• ABOUT THIS TASK: Would you return the complete listing below word for word?

= = = = = = =

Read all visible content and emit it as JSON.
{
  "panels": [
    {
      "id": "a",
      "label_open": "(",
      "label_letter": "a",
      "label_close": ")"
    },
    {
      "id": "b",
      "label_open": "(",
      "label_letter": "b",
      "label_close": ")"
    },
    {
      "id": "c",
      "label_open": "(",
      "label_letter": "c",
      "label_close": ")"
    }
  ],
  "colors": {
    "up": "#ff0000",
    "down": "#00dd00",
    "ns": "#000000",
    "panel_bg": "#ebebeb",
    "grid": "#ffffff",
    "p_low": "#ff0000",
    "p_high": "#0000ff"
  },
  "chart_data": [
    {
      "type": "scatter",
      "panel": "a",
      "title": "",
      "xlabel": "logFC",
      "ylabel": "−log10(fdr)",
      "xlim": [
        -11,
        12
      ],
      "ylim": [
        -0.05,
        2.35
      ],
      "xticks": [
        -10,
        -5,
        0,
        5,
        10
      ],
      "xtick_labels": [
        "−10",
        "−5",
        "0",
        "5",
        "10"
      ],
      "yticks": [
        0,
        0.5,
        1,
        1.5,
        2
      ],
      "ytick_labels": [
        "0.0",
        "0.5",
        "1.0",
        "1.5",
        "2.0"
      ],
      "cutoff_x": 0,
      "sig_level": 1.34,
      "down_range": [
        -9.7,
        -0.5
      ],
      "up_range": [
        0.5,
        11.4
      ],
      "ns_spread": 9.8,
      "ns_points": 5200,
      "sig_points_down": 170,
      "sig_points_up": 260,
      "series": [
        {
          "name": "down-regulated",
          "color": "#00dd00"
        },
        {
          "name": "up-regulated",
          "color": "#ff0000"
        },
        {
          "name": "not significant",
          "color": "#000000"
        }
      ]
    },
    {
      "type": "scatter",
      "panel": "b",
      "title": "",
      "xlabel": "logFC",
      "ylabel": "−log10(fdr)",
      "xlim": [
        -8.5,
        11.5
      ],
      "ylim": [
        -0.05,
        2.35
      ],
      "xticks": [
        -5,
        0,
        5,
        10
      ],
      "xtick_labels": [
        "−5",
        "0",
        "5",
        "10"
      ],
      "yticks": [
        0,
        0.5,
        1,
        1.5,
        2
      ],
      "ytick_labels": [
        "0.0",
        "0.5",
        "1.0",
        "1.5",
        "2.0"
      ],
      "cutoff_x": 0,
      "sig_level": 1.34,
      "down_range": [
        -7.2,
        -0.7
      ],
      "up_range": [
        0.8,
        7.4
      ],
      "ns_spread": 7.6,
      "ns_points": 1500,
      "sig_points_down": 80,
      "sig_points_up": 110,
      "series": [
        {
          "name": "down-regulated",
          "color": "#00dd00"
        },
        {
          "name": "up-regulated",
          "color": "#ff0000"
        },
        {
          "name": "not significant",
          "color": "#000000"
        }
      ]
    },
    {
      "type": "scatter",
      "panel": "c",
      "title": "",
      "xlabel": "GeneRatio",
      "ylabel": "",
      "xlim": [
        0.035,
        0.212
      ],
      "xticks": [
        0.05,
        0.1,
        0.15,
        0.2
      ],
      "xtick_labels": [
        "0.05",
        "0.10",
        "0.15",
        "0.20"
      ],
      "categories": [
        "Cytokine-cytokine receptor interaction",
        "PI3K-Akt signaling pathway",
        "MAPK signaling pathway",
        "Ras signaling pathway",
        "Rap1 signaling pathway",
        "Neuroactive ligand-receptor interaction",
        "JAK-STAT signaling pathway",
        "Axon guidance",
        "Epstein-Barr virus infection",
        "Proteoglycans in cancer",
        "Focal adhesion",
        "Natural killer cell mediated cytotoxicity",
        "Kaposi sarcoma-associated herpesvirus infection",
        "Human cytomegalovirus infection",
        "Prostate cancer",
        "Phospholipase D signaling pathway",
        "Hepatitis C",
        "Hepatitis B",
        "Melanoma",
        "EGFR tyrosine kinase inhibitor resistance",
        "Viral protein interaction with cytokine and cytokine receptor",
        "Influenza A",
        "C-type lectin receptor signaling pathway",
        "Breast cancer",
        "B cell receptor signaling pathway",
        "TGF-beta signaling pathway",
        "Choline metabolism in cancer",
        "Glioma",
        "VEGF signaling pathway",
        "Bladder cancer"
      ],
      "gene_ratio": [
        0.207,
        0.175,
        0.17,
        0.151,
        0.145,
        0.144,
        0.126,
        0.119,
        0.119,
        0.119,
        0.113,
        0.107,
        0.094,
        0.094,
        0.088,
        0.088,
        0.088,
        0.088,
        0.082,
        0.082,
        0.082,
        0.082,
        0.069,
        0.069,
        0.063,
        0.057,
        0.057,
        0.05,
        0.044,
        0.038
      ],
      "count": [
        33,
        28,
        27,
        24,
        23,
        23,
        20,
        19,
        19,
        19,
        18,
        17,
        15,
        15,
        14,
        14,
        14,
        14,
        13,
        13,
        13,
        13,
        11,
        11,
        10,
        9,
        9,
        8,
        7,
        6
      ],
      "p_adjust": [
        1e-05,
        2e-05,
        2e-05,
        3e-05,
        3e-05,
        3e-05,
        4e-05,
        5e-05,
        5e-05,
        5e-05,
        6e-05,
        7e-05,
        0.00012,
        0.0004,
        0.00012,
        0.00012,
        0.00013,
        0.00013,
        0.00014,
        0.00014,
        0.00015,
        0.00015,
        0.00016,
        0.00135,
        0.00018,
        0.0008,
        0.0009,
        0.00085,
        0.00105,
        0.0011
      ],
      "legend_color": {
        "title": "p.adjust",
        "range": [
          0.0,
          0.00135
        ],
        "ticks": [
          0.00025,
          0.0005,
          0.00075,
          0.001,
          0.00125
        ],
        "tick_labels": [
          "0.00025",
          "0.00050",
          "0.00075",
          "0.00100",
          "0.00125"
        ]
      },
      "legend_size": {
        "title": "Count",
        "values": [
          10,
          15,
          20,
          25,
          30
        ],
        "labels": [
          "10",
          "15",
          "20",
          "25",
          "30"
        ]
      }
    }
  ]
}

= = = = = = =

• TASK SOLUTION:
Read all visible content and emit it as JSON.
{
  "panels": [
    {
      "id": "a",
      "label_open": "(",
      "label_letter": "a",
      "label_close": ")"
    },
    {
      "id": "b",
      "label_open": "(",
      "label_letter": "b",
      "label_close": ")"
    },
    {
      "id": "c",
      "label_open": "(",
      "label_letter": "c",
      "label_close": ")"
    }
  ],
  "colors": {
    "up": "#ff0000",
    "down": "#00dd00",
    "ns": "#000000",
    "panel_bg": "#ebebeb",
    "grid": "#ffffff",
    "p_low": "#ff0000",
    "p_high": "#0000ff"
  },
  "chart_data": [
    {
      "type": "scatter",
      "panel": "a",
      "title": "",
      "xlabel": "logFC",
      "ylabel": "−log10(fdr)",
      "xlim": [
        -11,
        12
      ],
      "ylim": [
        -0.05,
        2.35
      ],
      "xticks": [
        -10,
        -5,
        0,
        5,
        10
      ],
      "xtick_labels": [
        "−10",
        "−5",
        "0",
        "5",
        "10"
      ],
      "yticks": [
        0,
        0.5,
        1,
        1.5,
        2
      ],
      "ytick_labels": [
        "0.0",
        "0.5",
        "1.0",
        "1.5",
        "2.0"
      ],
      "cutoff_x": 0,
      "sig_level": 1.34,
      "down_range": [
        -9.7,
        -0.5
      ],
      "up_range": [
        0.5,
        11.4
      ],
      "ns_spread": 9.8,
      "ns_points": 5200,
      "sig_points_down": 170,
      "sig_points_up": 260,
      "series": [
        {
          "name": "down-regulated",
          "color": "#00dd00"
        },
        {
          "name": "up-regulated",
          "color": "#ff0000"
        },
        {
          "name": "not significant",
          "color": "#000000"
        }
      ]
    },
    {
      "type": "scatter",
      "panel": "b",
      "title": "",
      "xlabel": "logFC",
      "ylabel": "−log10(fdr)",
      "xlim": [
        -8.5,
        11.5
      ],
      "ylim": [
        -0.05,
        2.35
      ],
      "xticks": [
        -5,
        0,
        5,
        10
      ],
      "xtick_labels": [
        "−5",
        "0",
        "5",
        "10"
      ],
      "yticks": [
        0,
        0.5,
        1,
        1.5,
        2
      ],
      "ytick_labels": [
        "0.0",
        "0.5",
        "1.0",
        "1.5",
        "2.0"
      ],
      "cutoff_x": 0,
      "sig_level": 1.34,
      "down_range": [
        -7.2,
        -0.7
      ],
      "up_range": [
        0.8,
        7.4
      ],
      "ns_spread": 7.6,
      "ns_points": 1500,
      "sig_points_down": 80,
      "sig_points_up": 110,
      "series": [
        {
          "name": "down-regulated",
          "color": "#00dd00"
        },
        {
          "name": "up-regulated",
          "color": "#ff0000"
        },
        {
          "name": "not significant",
          "color": "#000000"
        }
      ]
    },
    {
      "type": "scatter",
      "panel": "c",
      "title": "",
      "xlabel": "GeneRatio",
      "ylabel": "",
      "xlim": [
        0.035,
        0.212
      ],
      "xticks": [
        0.05,
        0.1,
        0.15,
        0.2
      ],
      "xtick_labels": [
        "0.05",
        "0.10",
        "0.15",
        "0.20"
      ],
      "categories": [
        "Cytokine-cytokine receptor interaction",
        "PI3K-Akt signaling pathway",
        "MAPK signaling pathway",
        "Ras signaling pathway",
        "Rap1 signaling pathway",
        "Neuroactive ligand-receptor interaction",
        "JAK-STAT signaling pathway",
        "Axon guidance",
        "Epstein-Barr virus infection",
        "Proteoglycans in cancer",
        "Focal adhesion",
        "Natural killer cell mediated cytotoxicity",
        "Kaposi sarcoma-associated herpesvirus infection",
        "Human cytomegalovirus infection",
        "Prostate cancer",
        "Phospholipase D signaling pathway",
        "Hepatitis C",
        "Hepatitis B",
        "Melanoma",
        "EGFR tyrosine kinase inhibitor resistance",
        "Viral protein interaction with cytokine and cytokine receptor",
        "Influenza A",
        "C-type lectin receptor signaling pathway",
        "Breast cancer",
        "B cell receptor signaling pathway",
        "TGF-beta signaling pathway",
        "Choline metabolism in cancer",
        "Glioma",
        "VEGF signaling pathway",
        "Bladder cancer"
      ],
      "gene_ratio": [
        0.207,
        0.175,
        0.17,
        0.151,
        0.145,
        0.144,
        0.126,
        0.119,
        0.119,
        0.119,
        0.113,
        0.107,
        0.094,
        0.094,
        0.088,
        0.088,
        0.088,
        0.088,
        0.082,
        0.082,
        0.082,
        0.082,
        0.069,
        0.069,
        0.063,
        0.057,
        0.057,
        0.05,
        0.044,
        0.038
      ],
      "count": [
        33,
        28,
        27,
        24,
        23,
        23,
        20,
        19,
        19,
        19,
        18,
        17,
        15,
        15,
        14,
        14,
        14,
        14,
        13,
        13,
        13,
        13,
        11,
        11,
        10,
        9,
        9,
        8,
        7,
        6
      ],
      "p_adjust": [
        1e-05,
        2e-05,
        2e-05,
        3e-05,
        3e-05,
        3e-05,
        4e-05,
        5e-05,
        5e-05,
        5e-05,
        6e-05,
        7e-05,
        0.00012,
        0.0004,
        0.00012,
        0.00012,
        0.00013,
        0.00013,
        0.00014,
        0.00014,
        0.00015,
        0.00015,
        0.00016,
        0.00135,
        0.00018,
        0.0008,
        0.0009,
        0.00085,
        0.00105,
        0.0011
      ],
      "legend_color": {
        "title": "p.adjust",
        "range": [
          0.0,
          0.00135
        ],
        "ticks": [
          0.00025,
          0.0005,
          0.00075,
          0.001,
          0.00125
        ],
        "tick_labels": [
          "0.00025",
          "0.00050",
          "0.00075",
          "0.00100",
          "0.00125"
        ]
      },
      "legend_size": {
        "title": "Count",
        "values": [
          10,
          15,
          20,
          25,
          30
        ],
        "labels": [
          "10",
          "15",
          "20",
          "25",
          "30"
        ]
      }
    }
  ]
}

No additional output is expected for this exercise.